# Objective
Begin at the line that holds "Type out the text in this image." and retype every line through the end of the material, both included. Leave out the pictures.

Records from a data collection:
□ □ □ □ □

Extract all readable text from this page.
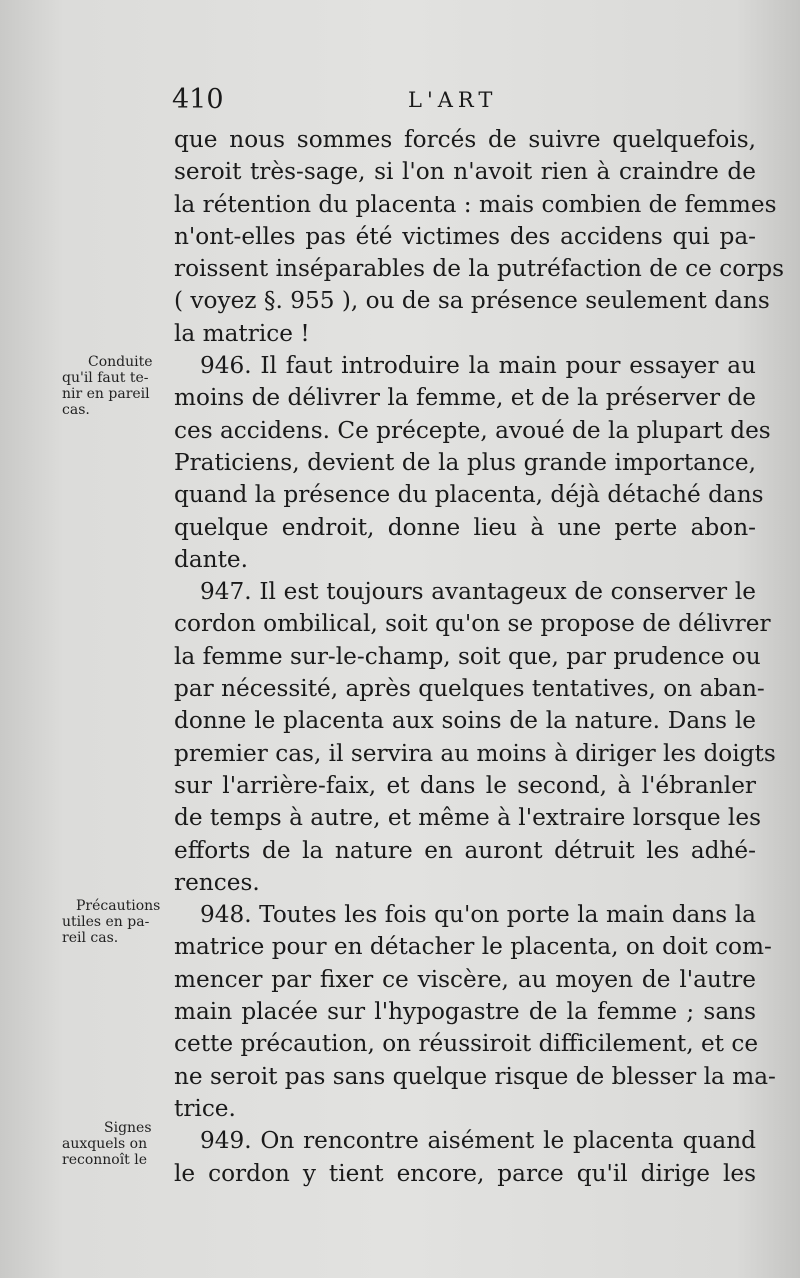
410	L'ART
que nous sommes forcés de suivre quelquefois,
seroit très-sage, si l'on n'avoit rien à craindre de
la rétention du placenta : mais combien de femmes
n'ont-elles pas été victimes des accidens qui pa-
roissent inséparables de la putréfaction de ce corps
( voyez §. 955 ), ou de sa présence seulement dans
la matrice !
946. Il faut introduire la main pour essayer au
moins de délivrer la femme, et de la préserver de
ces accidens. Ce précepte, avoué de la plupart des
Praticiens, devient de la plus grande importance,
quand la présence du placenta, déjà détaché dans
quelque endroit, donne lieu à une perte abon-
dante.
947. Il est toujours avantageux de conserver le
cordon ombilical, soit qu'on se propose de délivrer
la femme sur-le-champ, soit que, par prudence ou
par nécessité, après quelques tentatives, on aban-
donne le placenta aux soins de la nature. Dans le
premier cas, il servira au moins à diriger les doigts
sur l'arrière-faix, et dans le second, à l'ébranler
de temps à autre, et même à l'extraire lorsque les
efforts de la nature en auront détruit les adhé-
rences.
948. Toutes les fois qu'on porte la main dans la
matrice pour en détacher le placenta, on doit com-
mencer par fixer ce viscère, au moyen de l'autre
main placée sur l'hypogastre de la femme ; sans
cette précaution, on réussiroit difficilement, et ce
ne seroit pas sans quelque risque de blesser la ma-
trice.
949. On rencontre aisément le placenta quand
le cordon y tient encore, parce qu'il dirige les
Conduite
qu'il faut te-
nir en pareil
cas.
Précautions
utiles en pa-
reil cas.
Signes
auxquels on
reconnoît le
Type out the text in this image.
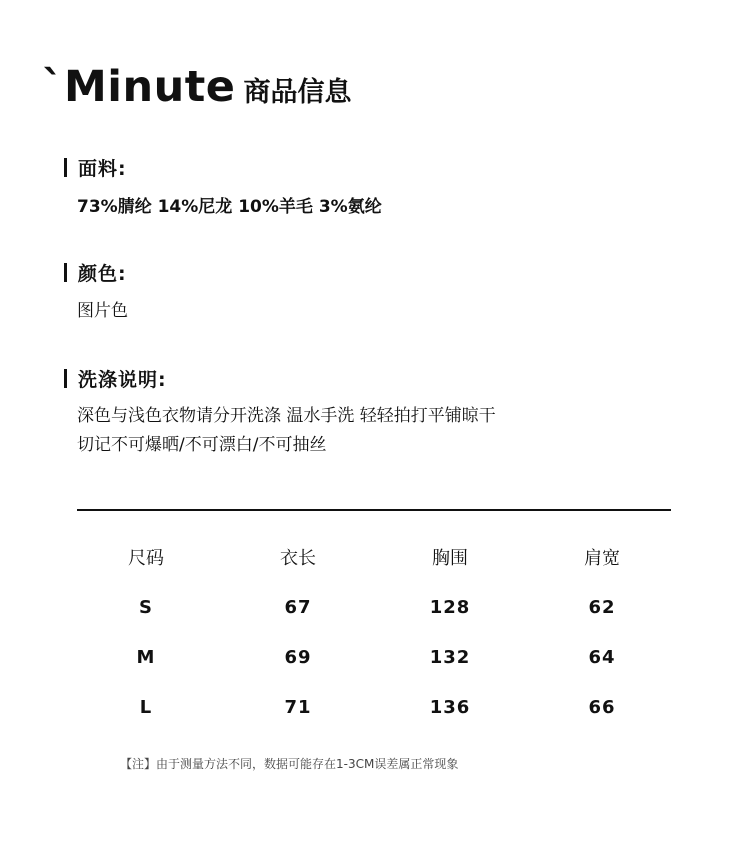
`Minute 商品信息
面料:
73%腈纶 14%尼龙 10%羊毛 3%氨纶
颜色:
图片色
洗涤说明:
深色与浅色衣物请分开洗涤 温水手洗 轻轻拍打平铺晾干
切记不可爆晒/不可漂白/不可抽丝
尺码	衣长	胸围	肩宽
S	67	128	62
M	69	132	64
L	71	136	66
【注】由于测量方法不同，数据可能存在1-3CM误差属正常现象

□ □ □ □ □

# Solution to the problem
Type out the text in this image.
`Minute 商品信息
面料:
73%腈纶 14%尼龙 10%羊毛 3%氨纶
颜色:
图片色
洗涤说明:
深色与浅色衣物请分开洗涤 温水手洗 轻轻拍打平铺晾干
切记不可爆晒/不可漂白/不可抽丝
尺码	衣长	胸围	肩宽
S	67	128	62
M	69	132	64
L	71	136	66
【注】由于测量方法不同，数据可能存在1-3CM误差属正常现象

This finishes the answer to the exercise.